---- Exercise passage

1. Field of the Invention
The inventive system described herein uses visible light-activated photocatalytic technology to disinfect drinking water in intermittently operated flow-through hydration systems, such as wearable bladder bags. In such systems, water generally flows intermittently and on-demand from a bladder bag, or other “reservoir,” through a tube and out into the user's mouth or, alternately, a drinking vessel.
2. Background Information
Currently, many water treatment systems use low pressure cold cathode fluorescent (CCFL) mercury vapor lamps with a primary radiative emission of 254 nanometers (2,537 angstroms). This wavelength, which falls within the short wave ultraviolet (UV) C band, is highly germicidal.
The CCFL UV lamps can be very effective in batch UV water purification systems, such as the system described in U.S. Pat. Nos. 5,900,212 and 6,110,424. However, the CCFL lamps are not well suited for wearable hydration systems. The lamps and their thermally insulating sleeves must be made from high quality, optical grade quartz, and thus, the CCFL UV lamp assemblies tend to be both costly and fragile. In addition, the CCFL UV lamps require high voltage AC power, and the circuitry needed to deliver this power is complex and relatively expensive, particularly if the input is from a DC source such as a battery.

--------

_Required actions:_
A) Transcribe the passage on water disinfection word for word, from "2. Background Information" to "is highly germicidal.".
B) Pick up the passage on disinfecting water in hydration systems after its final sentence and write what comes next.
Nothing in the listing is needed for this exercise.

---- Extracted records

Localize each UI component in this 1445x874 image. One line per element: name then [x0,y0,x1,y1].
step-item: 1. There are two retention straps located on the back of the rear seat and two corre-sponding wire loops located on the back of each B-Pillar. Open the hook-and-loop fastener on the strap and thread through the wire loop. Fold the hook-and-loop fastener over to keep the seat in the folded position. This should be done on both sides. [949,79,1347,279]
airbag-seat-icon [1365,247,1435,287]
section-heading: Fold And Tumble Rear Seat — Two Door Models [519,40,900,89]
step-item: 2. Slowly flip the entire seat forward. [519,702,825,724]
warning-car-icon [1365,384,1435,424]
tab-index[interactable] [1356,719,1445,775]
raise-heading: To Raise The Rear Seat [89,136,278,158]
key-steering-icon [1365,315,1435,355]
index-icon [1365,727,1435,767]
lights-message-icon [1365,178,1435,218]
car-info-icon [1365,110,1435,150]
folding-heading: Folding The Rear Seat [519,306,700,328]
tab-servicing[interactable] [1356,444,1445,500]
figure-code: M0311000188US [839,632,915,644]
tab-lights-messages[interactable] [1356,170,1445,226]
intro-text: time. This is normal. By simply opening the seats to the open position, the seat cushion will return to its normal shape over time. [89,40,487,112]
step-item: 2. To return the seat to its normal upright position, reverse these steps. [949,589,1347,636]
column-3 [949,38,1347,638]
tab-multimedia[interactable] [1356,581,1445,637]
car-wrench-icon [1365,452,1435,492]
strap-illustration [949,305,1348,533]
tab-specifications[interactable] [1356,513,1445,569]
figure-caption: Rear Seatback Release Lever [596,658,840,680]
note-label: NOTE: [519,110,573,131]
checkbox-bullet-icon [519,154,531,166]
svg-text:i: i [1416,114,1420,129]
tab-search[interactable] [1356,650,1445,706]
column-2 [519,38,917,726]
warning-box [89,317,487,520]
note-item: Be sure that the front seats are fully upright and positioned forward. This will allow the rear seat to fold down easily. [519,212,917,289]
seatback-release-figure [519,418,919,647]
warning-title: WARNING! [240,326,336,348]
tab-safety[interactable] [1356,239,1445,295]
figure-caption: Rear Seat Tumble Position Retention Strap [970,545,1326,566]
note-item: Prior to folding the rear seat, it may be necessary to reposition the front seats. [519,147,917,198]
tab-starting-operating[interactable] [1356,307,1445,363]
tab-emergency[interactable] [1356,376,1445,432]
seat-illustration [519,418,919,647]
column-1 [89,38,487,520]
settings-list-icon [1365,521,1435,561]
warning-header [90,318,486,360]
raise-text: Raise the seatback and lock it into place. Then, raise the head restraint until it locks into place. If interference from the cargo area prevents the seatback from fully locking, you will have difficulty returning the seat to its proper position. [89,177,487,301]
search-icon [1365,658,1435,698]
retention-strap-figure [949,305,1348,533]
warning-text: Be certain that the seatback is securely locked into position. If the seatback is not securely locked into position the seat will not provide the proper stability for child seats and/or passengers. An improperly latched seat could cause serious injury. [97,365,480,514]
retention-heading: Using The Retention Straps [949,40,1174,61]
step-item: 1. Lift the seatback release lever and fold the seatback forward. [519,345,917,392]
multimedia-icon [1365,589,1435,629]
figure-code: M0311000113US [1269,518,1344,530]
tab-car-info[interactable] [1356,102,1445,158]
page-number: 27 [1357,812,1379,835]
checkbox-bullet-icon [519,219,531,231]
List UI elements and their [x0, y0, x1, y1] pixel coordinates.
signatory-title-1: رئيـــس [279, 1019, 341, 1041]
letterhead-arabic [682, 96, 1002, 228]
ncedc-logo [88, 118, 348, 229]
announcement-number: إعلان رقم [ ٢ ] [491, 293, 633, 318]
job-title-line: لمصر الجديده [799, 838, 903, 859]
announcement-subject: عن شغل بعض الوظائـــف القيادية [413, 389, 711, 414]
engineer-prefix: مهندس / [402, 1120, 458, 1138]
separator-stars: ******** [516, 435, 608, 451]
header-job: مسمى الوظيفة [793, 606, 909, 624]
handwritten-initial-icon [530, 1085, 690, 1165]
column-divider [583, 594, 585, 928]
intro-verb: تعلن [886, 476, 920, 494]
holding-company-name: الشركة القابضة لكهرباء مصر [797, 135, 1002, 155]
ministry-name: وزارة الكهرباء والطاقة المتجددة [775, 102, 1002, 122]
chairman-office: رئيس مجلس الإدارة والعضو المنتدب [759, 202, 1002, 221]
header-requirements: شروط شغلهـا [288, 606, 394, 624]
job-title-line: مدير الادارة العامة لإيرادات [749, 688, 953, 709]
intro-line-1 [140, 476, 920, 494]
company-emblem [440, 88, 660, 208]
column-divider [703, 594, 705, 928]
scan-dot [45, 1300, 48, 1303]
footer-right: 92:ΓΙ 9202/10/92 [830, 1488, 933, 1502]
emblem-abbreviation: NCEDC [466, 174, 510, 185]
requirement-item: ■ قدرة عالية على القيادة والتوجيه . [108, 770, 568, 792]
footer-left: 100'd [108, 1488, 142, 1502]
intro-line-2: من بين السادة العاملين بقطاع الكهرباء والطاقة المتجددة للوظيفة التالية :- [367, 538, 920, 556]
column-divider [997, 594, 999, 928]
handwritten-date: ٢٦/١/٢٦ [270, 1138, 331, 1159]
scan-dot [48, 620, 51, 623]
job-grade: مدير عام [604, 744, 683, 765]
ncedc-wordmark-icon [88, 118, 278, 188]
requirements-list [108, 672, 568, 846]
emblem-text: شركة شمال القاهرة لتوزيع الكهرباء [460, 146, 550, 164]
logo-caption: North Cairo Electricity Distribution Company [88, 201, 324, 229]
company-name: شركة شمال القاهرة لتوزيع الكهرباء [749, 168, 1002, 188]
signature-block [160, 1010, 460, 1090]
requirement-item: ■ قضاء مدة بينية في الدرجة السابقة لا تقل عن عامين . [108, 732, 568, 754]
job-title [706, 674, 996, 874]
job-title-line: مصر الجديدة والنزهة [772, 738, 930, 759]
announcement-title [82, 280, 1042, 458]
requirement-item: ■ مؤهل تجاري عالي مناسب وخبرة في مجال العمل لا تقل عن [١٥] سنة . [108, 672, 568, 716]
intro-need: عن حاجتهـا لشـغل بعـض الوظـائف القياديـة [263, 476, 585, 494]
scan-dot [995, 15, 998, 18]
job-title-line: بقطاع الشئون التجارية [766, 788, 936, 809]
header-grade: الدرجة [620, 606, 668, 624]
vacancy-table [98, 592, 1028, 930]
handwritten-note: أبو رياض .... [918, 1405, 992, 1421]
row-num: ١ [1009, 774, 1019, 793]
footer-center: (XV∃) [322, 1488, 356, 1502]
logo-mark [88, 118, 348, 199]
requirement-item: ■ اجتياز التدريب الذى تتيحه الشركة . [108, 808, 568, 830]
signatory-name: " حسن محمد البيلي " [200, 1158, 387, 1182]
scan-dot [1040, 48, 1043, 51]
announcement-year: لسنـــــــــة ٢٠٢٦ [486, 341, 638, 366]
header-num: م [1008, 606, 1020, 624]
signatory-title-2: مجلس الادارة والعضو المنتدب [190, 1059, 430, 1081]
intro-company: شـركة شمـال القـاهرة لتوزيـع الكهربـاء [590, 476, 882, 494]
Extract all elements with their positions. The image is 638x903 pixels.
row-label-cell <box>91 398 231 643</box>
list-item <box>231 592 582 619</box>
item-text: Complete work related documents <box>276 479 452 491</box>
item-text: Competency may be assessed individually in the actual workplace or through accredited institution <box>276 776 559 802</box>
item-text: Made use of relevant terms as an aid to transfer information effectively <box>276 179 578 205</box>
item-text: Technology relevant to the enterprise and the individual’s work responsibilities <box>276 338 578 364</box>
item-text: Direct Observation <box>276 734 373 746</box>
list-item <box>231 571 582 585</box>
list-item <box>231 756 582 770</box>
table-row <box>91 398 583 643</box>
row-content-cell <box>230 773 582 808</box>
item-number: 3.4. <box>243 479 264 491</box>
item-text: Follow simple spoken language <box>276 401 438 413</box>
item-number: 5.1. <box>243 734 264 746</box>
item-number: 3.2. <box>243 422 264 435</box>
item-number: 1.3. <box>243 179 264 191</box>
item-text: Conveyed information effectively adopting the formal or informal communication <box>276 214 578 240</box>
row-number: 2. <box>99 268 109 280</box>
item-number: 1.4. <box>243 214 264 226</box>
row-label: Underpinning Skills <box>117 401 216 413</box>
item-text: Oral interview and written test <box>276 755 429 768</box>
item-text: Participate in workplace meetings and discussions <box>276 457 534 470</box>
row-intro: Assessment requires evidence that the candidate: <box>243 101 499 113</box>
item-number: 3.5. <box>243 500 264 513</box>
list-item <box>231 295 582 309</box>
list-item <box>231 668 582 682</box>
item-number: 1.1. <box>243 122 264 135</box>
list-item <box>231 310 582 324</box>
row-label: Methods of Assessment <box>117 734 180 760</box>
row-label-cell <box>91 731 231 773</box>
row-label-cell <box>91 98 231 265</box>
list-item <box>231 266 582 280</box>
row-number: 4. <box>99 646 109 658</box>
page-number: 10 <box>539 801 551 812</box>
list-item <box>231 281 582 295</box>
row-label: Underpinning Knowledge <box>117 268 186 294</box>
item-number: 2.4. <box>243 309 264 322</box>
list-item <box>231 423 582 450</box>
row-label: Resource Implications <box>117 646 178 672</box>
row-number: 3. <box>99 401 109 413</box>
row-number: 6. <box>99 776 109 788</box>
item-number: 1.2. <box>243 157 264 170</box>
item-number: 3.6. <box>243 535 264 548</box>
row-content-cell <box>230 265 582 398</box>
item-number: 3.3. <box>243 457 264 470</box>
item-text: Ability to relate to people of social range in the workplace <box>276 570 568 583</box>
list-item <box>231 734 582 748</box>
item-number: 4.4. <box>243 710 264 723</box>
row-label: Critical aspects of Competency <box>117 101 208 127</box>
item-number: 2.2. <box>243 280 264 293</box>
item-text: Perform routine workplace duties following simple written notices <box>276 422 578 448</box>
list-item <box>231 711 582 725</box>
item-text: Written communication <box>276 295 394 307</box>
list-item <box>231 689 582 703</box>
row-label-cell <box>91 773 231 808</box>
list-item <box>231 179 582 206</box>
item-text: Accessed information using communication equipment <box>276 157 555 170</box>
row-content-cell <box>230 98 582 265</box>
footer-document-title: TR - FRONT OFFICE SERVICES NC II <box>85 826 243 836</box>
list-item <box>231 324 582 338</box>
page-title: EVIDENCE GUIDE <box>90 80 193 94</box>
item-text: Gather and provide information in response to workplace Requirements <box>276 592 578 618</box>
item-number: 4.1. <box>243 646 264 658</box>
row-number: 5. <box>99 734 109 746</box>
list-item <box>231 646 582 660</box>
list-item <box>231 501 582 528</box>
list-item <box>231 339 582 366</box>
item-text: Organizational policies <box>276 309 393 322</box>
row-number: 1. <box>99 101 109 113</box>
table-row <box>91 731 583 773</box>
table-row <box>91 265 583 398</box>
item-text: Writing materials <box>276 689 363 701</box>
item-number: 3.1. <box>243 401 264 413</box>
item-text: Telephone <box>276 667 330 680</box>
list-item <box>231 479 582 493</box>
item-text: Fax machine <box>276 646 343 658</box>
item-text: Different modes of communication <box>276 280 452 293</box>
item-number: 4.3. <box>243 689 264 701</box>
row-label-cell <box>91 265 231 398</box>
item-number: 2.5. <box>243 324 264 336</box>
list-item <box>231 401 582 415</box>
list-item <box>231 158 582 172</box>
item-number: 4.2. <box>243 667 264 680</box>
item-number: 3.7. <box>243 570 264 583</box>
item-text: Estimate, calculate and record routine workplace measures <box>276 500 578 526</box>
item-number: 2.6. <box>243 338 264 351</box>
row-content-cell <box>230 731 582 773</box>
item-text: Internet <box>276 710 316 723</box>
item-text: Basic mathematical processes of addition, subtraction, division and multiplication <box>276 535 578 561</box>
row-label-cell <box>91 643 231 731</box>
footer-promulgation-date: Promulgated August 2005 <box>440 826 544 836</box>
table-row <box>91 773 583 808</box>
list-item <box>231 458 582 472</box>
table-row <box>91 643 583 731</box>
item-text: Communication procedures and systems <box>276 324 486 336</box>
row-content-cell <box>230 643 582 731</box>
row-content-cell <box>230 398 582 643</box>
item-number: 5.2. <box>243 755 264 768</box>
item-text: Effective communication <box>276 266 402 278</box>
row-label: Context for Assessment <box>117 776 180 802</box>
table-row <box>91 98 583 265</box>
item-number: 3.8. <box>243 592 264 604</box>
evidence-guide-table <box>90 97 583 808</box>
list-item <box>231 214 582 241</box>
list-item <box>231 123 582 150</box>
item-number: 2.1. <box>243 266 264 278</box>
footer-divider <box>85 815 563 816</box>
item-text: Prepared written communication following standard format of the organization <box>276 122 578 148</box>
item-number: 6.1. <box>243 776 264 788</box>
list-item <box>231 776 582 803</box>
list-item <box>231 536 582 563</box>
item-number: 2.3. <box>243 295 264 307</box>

--------

_Answers in order:_
A)
2. Background Information
Currently, many water treatment systems use low pressure cold cathode fluorescent (CCFL) mercury vapor lamps with a primary radiative emission of 254 nanometers (2,537 angstroms). This wavelength, which falls within the short wave ultraviolet (UV) C band, is highly germicidal.

B)
The lamps also require a significant “warm-up” period during which lamp output is “ramps up” from zero to full power. During this “ramp-up” period, any water flowing past a CCFL UV lamp will not have predictable or uniform UV exposure. As a result, the efficacy of the treatment of water in such a flow-through system, from a micro-biological standpoint, becomes unpredictable and unreliable. For this reason, safety dictates that CCFL UV lamps be allowed to “ramp-up” to a steady-state output before water flow past the lamp is permitted. Achieving this steady-state output may take up to several minutes.
In a wearable flow-through hydration system or other intermittently operated on-demand flow-through systems, water consumption is not only intermittent but sudden and unpredictable. Accordingly, the CCFL UV lamps must, for safe operation, have been “ramped-up” to a steady state output before the water is allowed to flow past. The user must thus either keep the CCFL UV lamp on all the time or turn on the lamp for up to several minutes prior to each use, in order to allow for the “ramp-up” to steady state output. Neither of these scenarios is particularly desirable. In the first, the lamp must be kept on all the time and consumption of limited battery power quickly becomes a problem. In the second, the lamp must be turned on minutes before taking each drink and there is an obvious inconvenience.